_EXERCISE INPUTS_
▬▬▬
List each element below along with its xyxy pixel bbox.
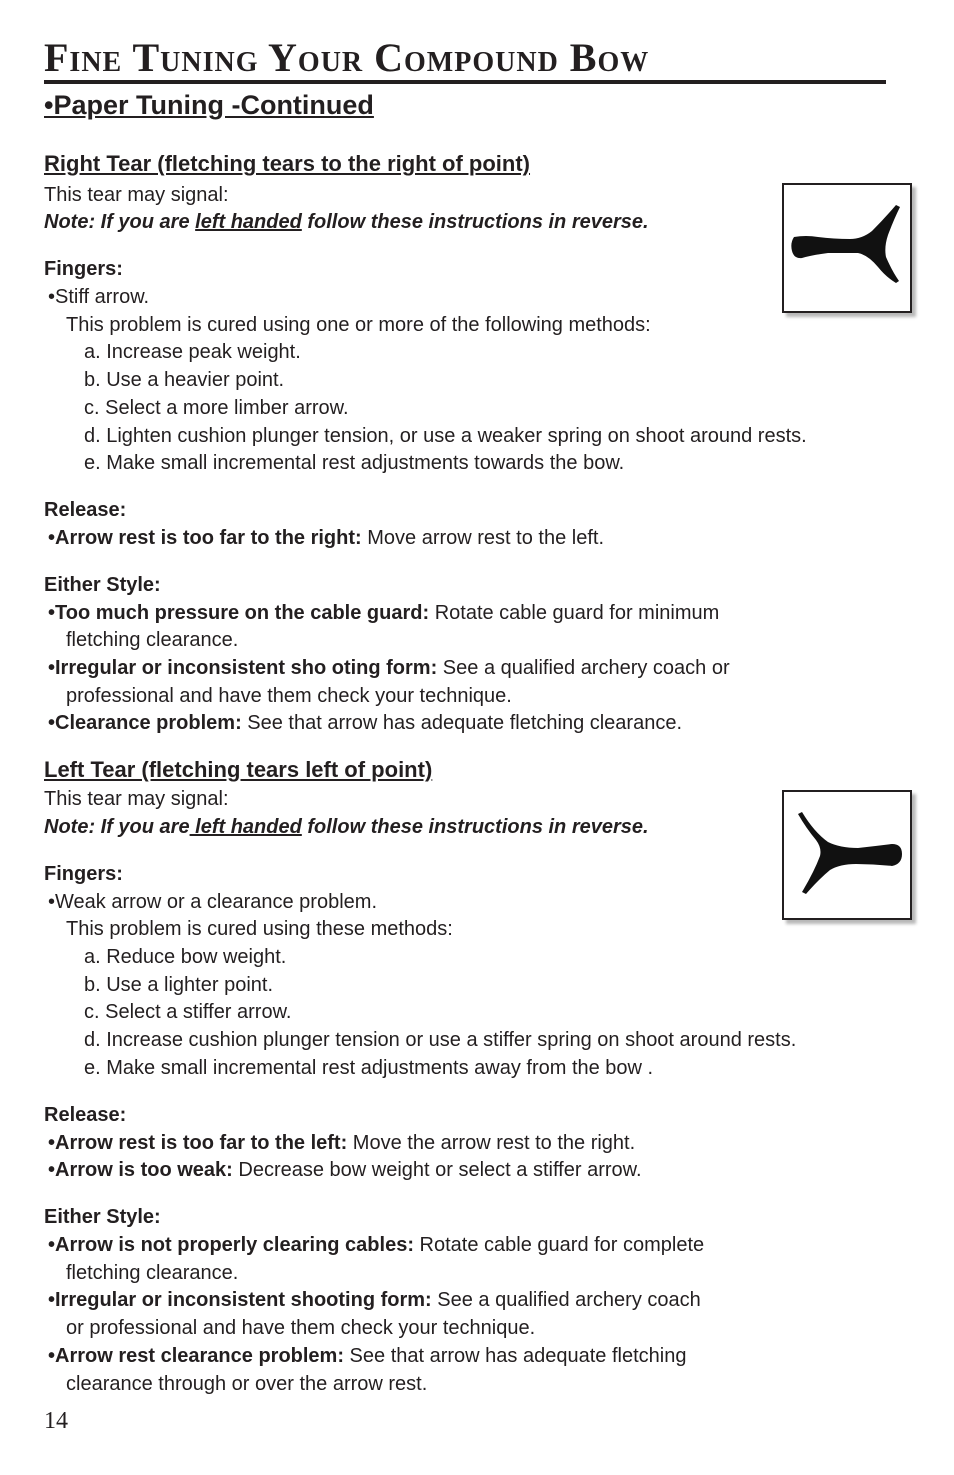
- right-release-label: Release:: [44, 499, 127, 521]
- left-tear-pattern-icon: [784, 792, 910, 918]
- left-fingers-intro: This problem is cured using these methods:: [66, 918, 453, 940]
- right-either-item: •Clearance problem: See that arrow has adequate fletching clearance.: [48, 712, 683, 734]
- right-either-item: •Too much pressure on the cable guard: Rotate cable guard for minimum: [48, 602, 720, 624]
- right-tear-note: Note: If you are left handed follow these instructions in reverse.: [44, 211, 649, 233]
- left-either-item: •Arrow is not properly clearing cables: Rotate cable guard for complete: [48, 1234, 705, 1256]
- left-release-item: •Arrow is too weak: Decrease bow weight or select a stiffer arrow.: [48, 1159, 642, 1181]
- left-either-item-cont: clearance through or over the arrow rest.: [66, 1373, 428, 1395]
- right-either-item: •Irregular or inconsistent sho oting form: See a qualified archery coach or: [48, 657, 730, 679]
- right-fingers-bullet: •Stiff arrow.: [48, 286, 150, 308]
- left-fingers-item: d. Increase cushion plunger tension or use a stiffer spring on shoot around rests.: [84, 1029, 797, 1051]
- right-tear-image: [782, 183, 912, 313]
- right-either-item-cont: professional and have them check your technique.: [66, 685, 512, 707]
- left-fingers-item: c. Select a stiffer arrow.: [84, 1001, 292, 1023]
- left-fingers-label: Fingers:: [44, 863, 123, 885]
- left-tear-note: Note: If you are left handed follow these instructions in reverse.: [44, 816, 649, 838]
- left-either-item: •Arrow rest clearance problem: See that arrow has adequate fletching: [48, 1345, 687, 1367]
- left-either-label: Either Style:: [44, 1206, 161, 1228]
- left-fingers-item: e. Make small incremental rest adjustments away from the bow .: [84, 1057, 654, 1079]
- left-release-item: •Arrow rest is too far to the left: Move the arrow rest to the right.: [48, 1132, 636, 1154]
- right-either-item-cont: fletching clearance.: [66, 629, 239, 651]
- right-fingers-item: a. Increase peak weight.: [84, 341, 301, 363]
- left-either-item: •Irregular or inconsistent shooting form: See a qualified archery coach: [48, 1289, 701, 1311]
- right-fingers-item: d. Lighten cushion plunger tension, or use a weaker spring on shoot around rests.: [84, 425, 807, 447]
- left-tear-image: [782, 790, 912, 920]
- page-title: Fine Tuning Your Compound Bow: [44, 36, 886, 84]
- left-either-item-cont: or professional and have them check your technique.: [66, 1317, 536, 1339]
- right-fingers-intro: This problem is cured using one or more of the following methods:: [66, 314, 651, 336]
- right-fingers-label: Fingers:: [44, 258, 123, 280]
- left-fingers-item: a. Reduce bow weight.: [84, 946, 287, 968]
- page-number: 14: [44, 1408, 68, 1434]
- right-fingers-item: e. Make small incremental rest adjustments towards the bow.: [84, 452, 625, 474]
- left-fingers-bullet: •Weak arrow or a clearance problem.: [48, 891, 377, 913]
- right-release-item: •Arrow rest is too far to the right: Move arrow rest to the left.: [48, 527, 605, 549]
- section-title: •Paper Tuning -Continued: [44, 90, 374, 120]
- left-tear-heading: Left Tear (fletching tears left of point): [44, 757, 433, 782]
- right-fingers-item: b. Use a heavier point.: [84, 369, 285, 391]
- left-tear-signal: This tear may signal:: [44, 788, 229, 810]
- right-fingers-item: c. Select a more limber arrow.: [84, 397, 349, 419]
- right-either-label: Either Style:: [44, 574, 161, 596]
- right-tear-signal: This tear may signal:: [44, 184, 229, 206]
- left-either-item-cont: fletching clearance.: [66, 1262, 239, 1284]
- right-tear-heading: Right Tear (fletching tears to the right of point): [44, 151, 531, 176]
- right-tear-pattern-icon: [784, 185, 910, 311]
- left-fingers-item: b. Use a lighter point.: [84, 974, 273, 996]
- left-release-label: Release:: [44, 1104, 127, 1126]
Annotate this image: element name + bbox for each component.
▬▬▬
_GOAL_
Render every line of the rows above as a numbered list, skipping blank lines and leaving out the pictures.

_SOLUTION FOR THIS EXERCISE_
1. List each element below along with its xyxy pixel bbox.
2. - right-release-label: Release:: [44, 499, 127, 521]
3. - left-tear-pattern-icon: [784, 792, 910, 918]
4. - left-fingers-intro: This problem is cured using these methods:: [66, 918, 453, 940]
5. - right-either-item: •Clearance problem: See that arrow has adequate fletching clearance.: [48, 712, 683, 734]
6. - right-either-item: •Too much pressure on the cable guard: Rotate cable guard for minimum: [48, 602, 720, 624]
7. - right-tear-note: Note: If you are left handed follow these instructions in reverse.: [44, 211, 649, 233]
8. - left-either-item: •Arrow is not properly clearing cables: Rotate cable guard for complete: [48, 1234, 705, 1256]
9. - left-release-item: •Arrow is too weak: Decrease bow weight or select a stiffer arrow.: [48, 1159, 642, 1181]
10. - left-either-item-cont: clearance through or over the arrow rest.: [66, 1373, 428, 1395]
11. - right-either-item: •Irregular or inconsistent sho oting form: See a qualified archery coach or: [48, 657, 730, 679]
12. - right-fingers-bullet: •Stiff arrow.: [48, 286, 150, 308]
13. - left-fingers-item: d. Increase cushion plunger tension or use a stiffer spring on shoot around rests.: [84, 1029, 797, 1051]
14. - right-tear-image: [782, 183, 912, 313]
15. - right-either-item-cont: professional and have them check your technique.: [66, 685, 512, 707]
16. - left-fingers-item: c. Select a stiffer arrow.: [84, 1001, 292, 1023]
17. - left-fingers-label: Fingers:: [44, 863, 123, 885]
18. - left-tear-note: Note: If you are left handed follow these instructions in reverse.: [44, 816, 649, 838]
19. - left-either-item: •Arrow rest clearance problem: See that arrow has adequate fletching: [48, 1345, 687, 1367]
20. - left-either-label: Either Style:: [44, 1206, 161, 1228]
21. - left-fingers-item: e. Make small incremental rest adjustments away from the bow .: [84, 1057, 654, 1079]
22. - left-release-item: •Arrow rest is too far to the left: Move the arrow rest to the right.: [48, 1132, 636, 1154]
23. - right-either-item-cont: fletching clearance.: [66, 629, 239, 651]
24. - right-fingers-item: a. Increase peak weight.: [84, 341, 301, 363]
25. - left-either-item: •Irregular or inconsistent shooting form: See a qualified archery coach: [48, 1289, 701, 1311]
26. - right-fingers-item: d. Lighten cushion plunger tension, or use a weaker spring on shoot around rests.: [84, 425, 807, 447]
27. - left-tear-image: [782, 790, 912, 920]
28. - page-title: Fine Tuning Your Compound Bow: [44, 36, 886, 84]
29. - left-either-item-cont: or professional and have them check your technique.: [66, 1317, 536, 1339]
30. - right-fingers-intro: This problem is cured using one or more of the following methods:: [66, 314, 651, 336]
31. - right-fingers-label: Fingers:: [44, 258, 123, 280]
32. - left-fingers-item: a. Reduce bow weight.: [84, 946, 287, 968]
33. - page-number: 14: [44, 1408, 68, 1434]
34. - right-fingers-item: e. Make small incremental rest adjustments towards the bow.: [84, 452, 625, 474]
35. - left-fingers-bullet: •Weak arrow or a clearance problem.: [48, 891, 377, 913]
36. - right-release-item: •Arrow rest is too far to the right: Move arrow rest to the left.: [48, 527, 605, 549]
37. - section-title: •Paper Tuning -Continued: [44, 90, 374, 120]
38. - left-tear-heading: Left Tear (fletching tears left of point): [44, 757, 433, 782]
39. - right-fingers-item: b. Use a heavier point.: [84, 369, 285, 391]
40. - left-tear-signal: This tear may signal:: [44, 788, 229, 810]
41. - right-fingers-item: c. Select a more limber arrow.: [84, 397, 349, 419]
42. - right-either-label: Either Style:: [44, 574, 161, 596]
43. - right-tear-signal: This tear may signal:: [44, 184, 229, 206]
44. - left-either-item-cont: fletching clearance.: [66, 1262, 239, 1284]
45. - right-tear-heading: Right Tear (fletching tears to the right of point): [44, 151, 531, 176]
46. - right-tear-pattern-icon: [784, 185, 910, 311]
47. - left-fingers-item: b. Use a lighter point.: [84, 974, 273, 996]
48. - left-release-label: Release:: [44, 1104, 127, 1126]
49. Annotate this image: element name + bbox for each component.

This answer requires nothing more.